## Problem to solve
Provide the number of lines containing the word "Council", and nothing else.

## Data for processing
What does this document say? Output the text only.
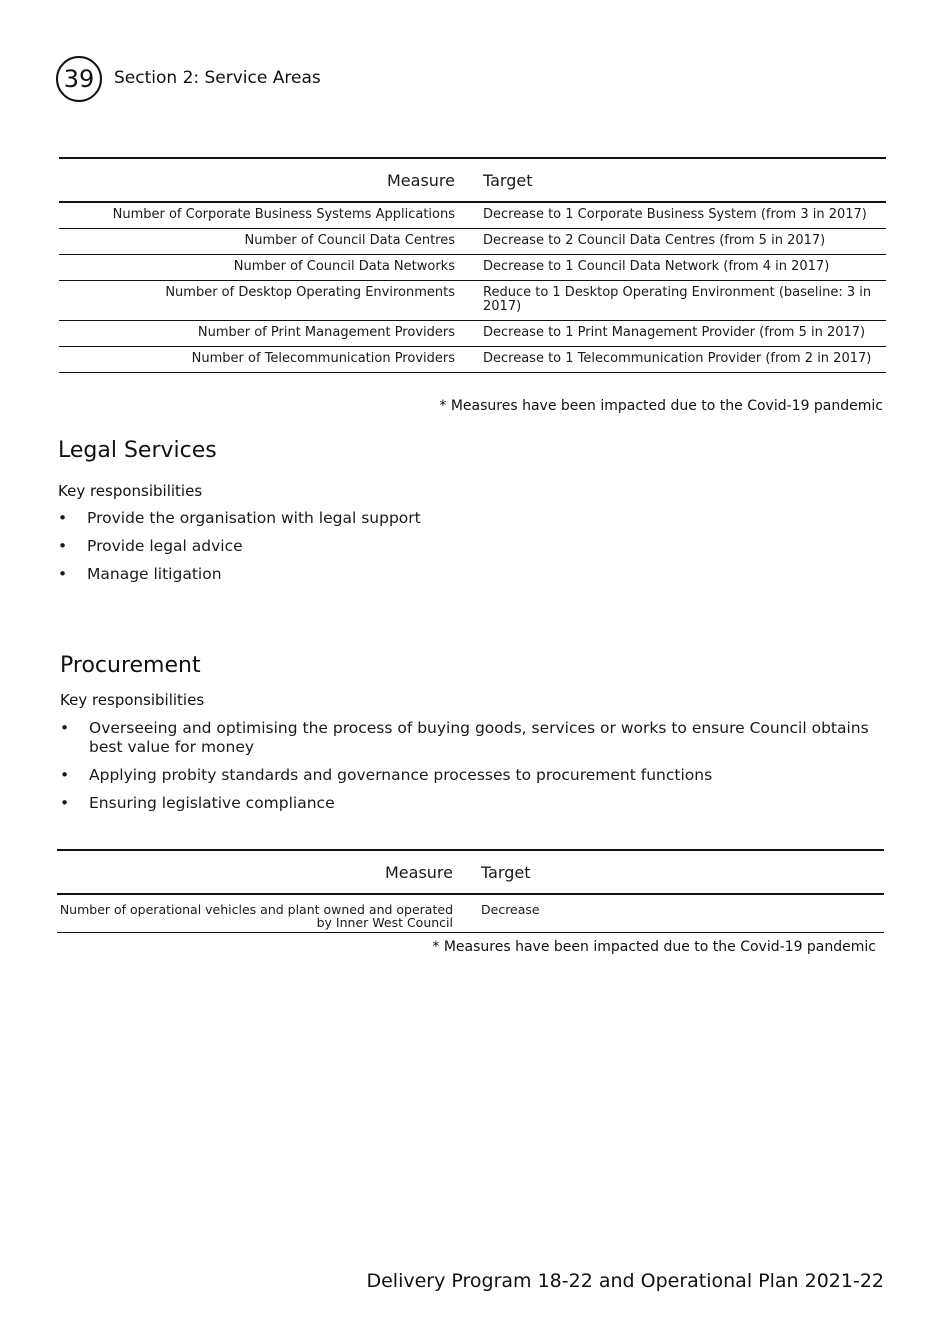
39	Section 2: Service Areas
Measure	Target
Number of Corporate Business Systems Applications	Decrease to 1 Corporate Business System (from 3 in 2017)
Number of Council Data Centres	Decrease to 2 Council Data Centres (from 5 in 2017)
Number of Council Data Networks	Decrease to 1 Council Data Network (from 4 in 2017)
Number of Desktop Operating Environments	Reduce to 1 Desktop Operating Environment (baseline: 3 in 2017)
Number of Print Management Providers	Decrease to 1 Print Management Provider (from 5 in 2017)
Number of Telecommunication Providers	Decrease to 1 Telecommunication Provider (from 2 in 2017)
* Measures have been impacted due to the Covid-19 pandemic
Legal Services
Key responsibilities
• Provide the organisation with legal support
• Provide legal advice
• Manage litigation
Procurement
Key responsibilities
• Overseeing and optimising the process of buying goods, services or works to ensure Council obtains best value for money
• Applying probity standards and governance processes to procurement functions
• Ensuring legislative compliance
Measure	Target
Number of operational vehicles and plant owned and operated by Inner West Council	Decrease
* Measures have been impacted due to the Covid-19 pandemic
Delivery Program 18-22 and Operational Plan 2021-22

* * *

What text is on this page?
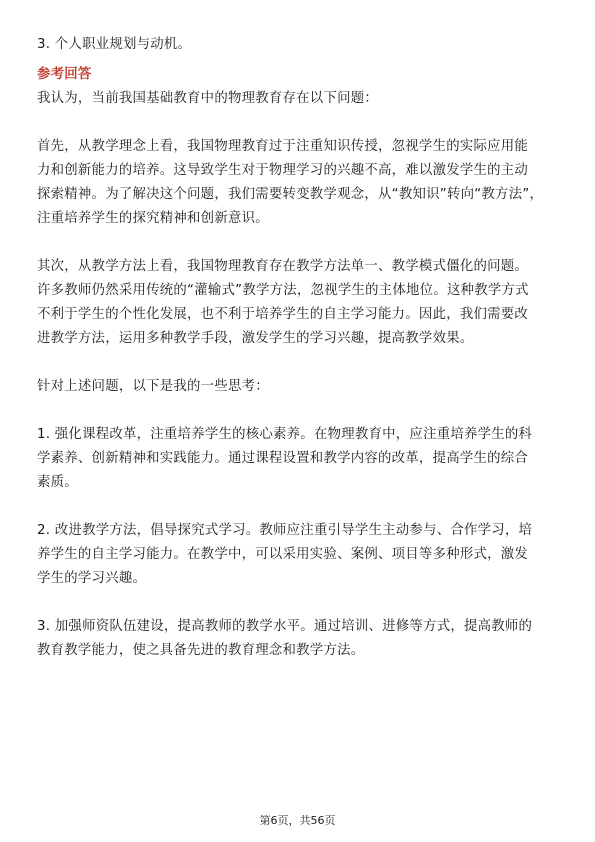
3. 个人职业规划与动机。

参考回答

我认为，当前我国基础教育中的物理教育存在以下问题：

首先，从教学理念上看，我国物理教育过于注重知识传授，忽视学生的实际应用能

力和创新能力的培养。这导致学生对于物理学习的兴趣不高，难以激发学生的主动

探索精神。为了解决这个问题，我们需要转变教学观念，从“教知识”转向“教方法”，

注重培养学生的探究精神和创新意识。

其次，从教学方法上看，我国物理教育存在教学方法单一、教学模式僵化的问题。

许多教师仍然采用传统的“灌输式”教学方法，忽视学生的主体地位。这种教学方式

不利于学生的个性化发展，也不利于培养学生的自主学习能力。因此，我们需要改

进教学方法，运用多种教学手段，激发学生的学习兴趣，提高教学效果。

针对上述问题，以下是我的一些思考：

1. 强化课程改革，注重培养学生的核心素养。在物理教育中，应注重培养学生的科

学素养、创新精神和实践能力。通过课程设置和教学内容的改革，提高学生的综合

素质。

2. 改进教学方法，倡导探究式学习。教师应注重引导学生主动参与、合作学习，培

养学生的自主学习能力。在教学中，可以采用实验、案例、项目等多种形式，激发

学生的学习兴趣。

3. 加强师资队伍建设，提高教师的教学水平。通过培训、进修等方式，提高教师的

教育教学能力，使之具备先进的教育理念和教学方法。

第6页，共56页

==

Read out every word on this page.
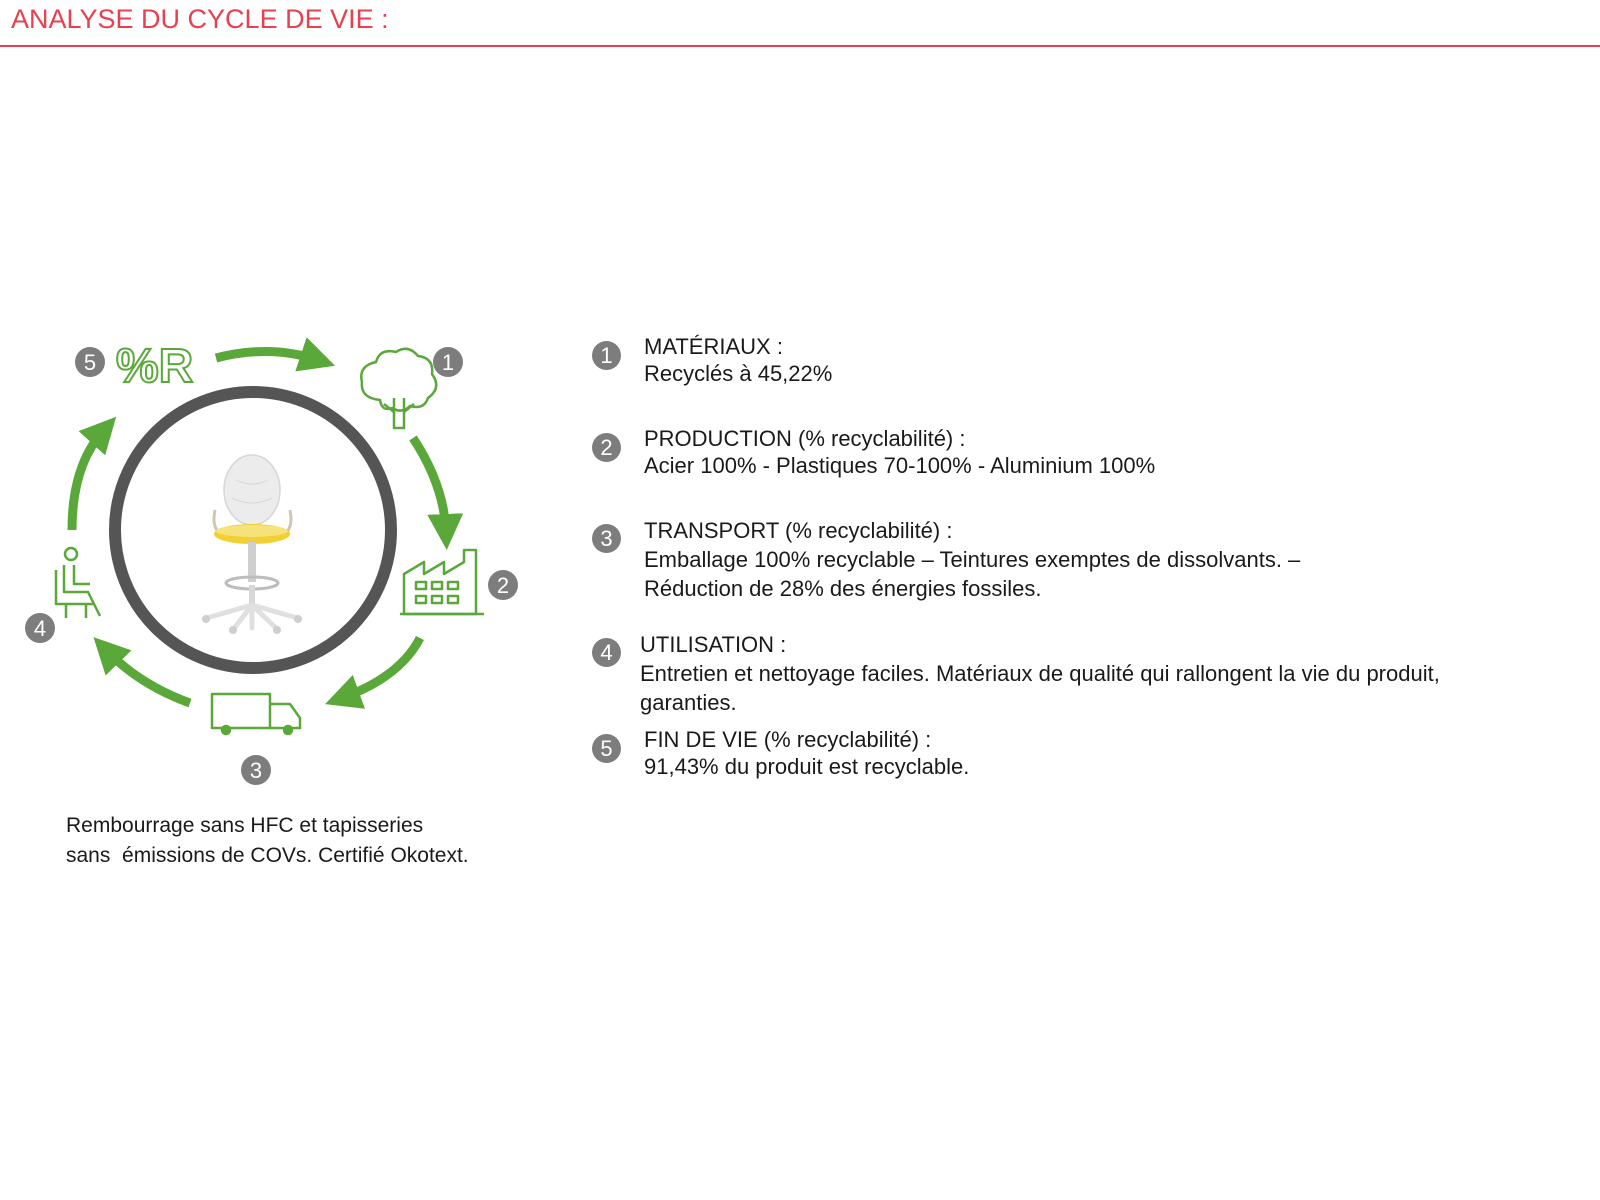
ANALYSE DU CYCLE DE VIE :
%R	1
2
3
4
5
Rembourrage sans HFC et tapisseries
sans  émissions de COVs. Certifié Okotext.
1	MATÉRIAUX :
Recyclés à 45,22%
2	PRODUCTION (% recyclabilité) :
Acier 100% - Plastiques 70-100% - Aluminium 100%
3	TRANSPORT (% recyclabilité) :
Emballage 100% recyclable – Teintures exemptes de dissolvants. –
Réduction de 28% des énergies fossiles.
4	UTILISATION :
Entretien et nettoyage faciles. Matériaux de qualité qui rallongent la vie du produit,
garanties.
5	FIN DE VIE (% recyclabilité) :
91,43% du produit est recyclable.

## Exercise output
4